» **The problem**
Identify each line below containing the string "text" and copy it.

» **Data for this exercise**
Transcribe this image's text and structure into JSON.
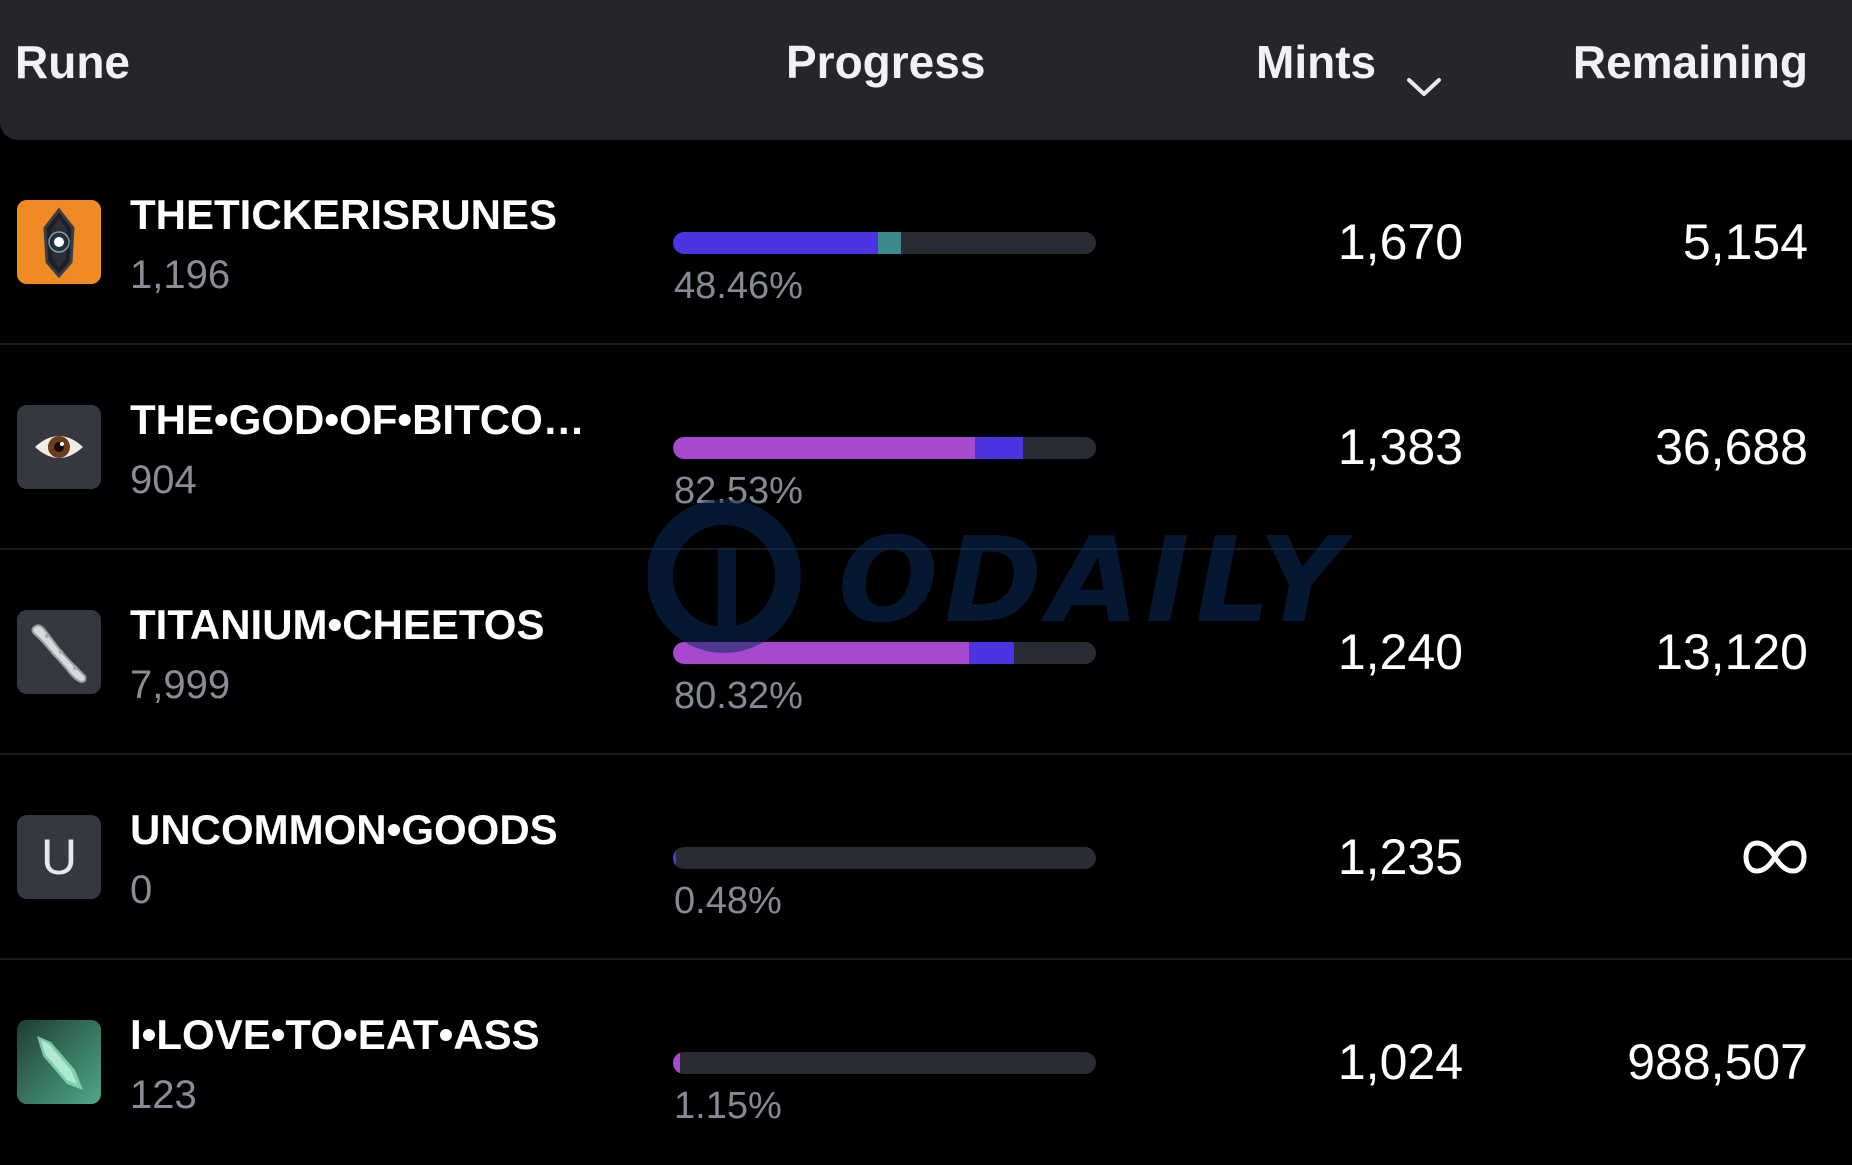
{
  "header": {
    "rune_label": "Rune",
    "progress_label": "Progress",
    "mints_label": "Mints",
    "remaining_label": "Remaining"
  },
  "rows": [
    {
      "name": "THETICKERISRUNES",
      "sub": "1,196",
      "percent": "48.46%",
      "progress": 0.4846,
      "segments": [
        {
          "fraction": 0.485,
          "color": "#4c35e0"
        },
        {
          "fraction": 0.055,
          "color": "#3c8a8e"
        }
      ],
      "mints": "1,670",
      "remaining": "5,154",
      "icon": "dark-crystal-icon",
      "icon_bg": "#f08a24"
    },
    {
      "name": "THE•GOD•OF•BITCO…",
      "sub": "904",
      "percent": "82.53%",
      "progress": 0.8253,
      "segments": [
        {
          "fraction": 0.715,
          "color": "#a648d0"
        },
        {
          "fraction": 0.113,
          "color": "#4c35e0"
        }
      ],
      "mints": "1,383",
      "remaining": "36,688",
      "icon": "eye-icon",
      "icon_bg": "#353840"
    },
    {
      "name": "TITANIUM•CHEETOS",
      "sub": "7,999",
      "percent": "80.32%",
      "progress": 0.8032,
      "segments": [
        {
          "fraction": 0.7,
          "color": "#a648d0"
        },
        {
          "fraction": 0.105,
          "color": "#4c35e0"
        }
      ],
      "mints": "1,240",
      "remaining": "13,120",
      "icon": "cheeto-icon",
      "icon_bg": "#353840"
    },
    {
      "name": "UNCOMMON•GOODS",
      "sub": "0",
      "percent": "0.48%",
      "progress": 0.0048,
      "segments": [
        {
          "fraction": 0.006,
          "color": "#4c35e0"
        }
      ],
      "mints": "1,235",
      "remaining": "",
      "remaining_icon": "infinity-icon",
      "icon": "letter-u-icon",
      "icon_letter": "U",
      "icon_bg": "#353840"
    },
    {
      "name": "I•LOVE•TO•EAT•ASS",
      "sub": "123",
      "percent": "1.15%",
      "progress": 0.0115,
      "segments": [
        {
          "fraction": 0.016,
          "color": "#a648d0"
        }
      ],
      "mints": "1,024",
      "remaining": "988,507",
      "icon": "green-crystal-icon",
      "icon_bg": "#2c5a4a"
    }
  ],
  "watermark": {
    "text": "ODAILY",
    "icon": "odaily-logo-icon",
    "color": "#0c2a5a"
  }
}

» **Solution to this problem**
Transcribe this image's text and structure into JSON.
    "text": "ODAILY",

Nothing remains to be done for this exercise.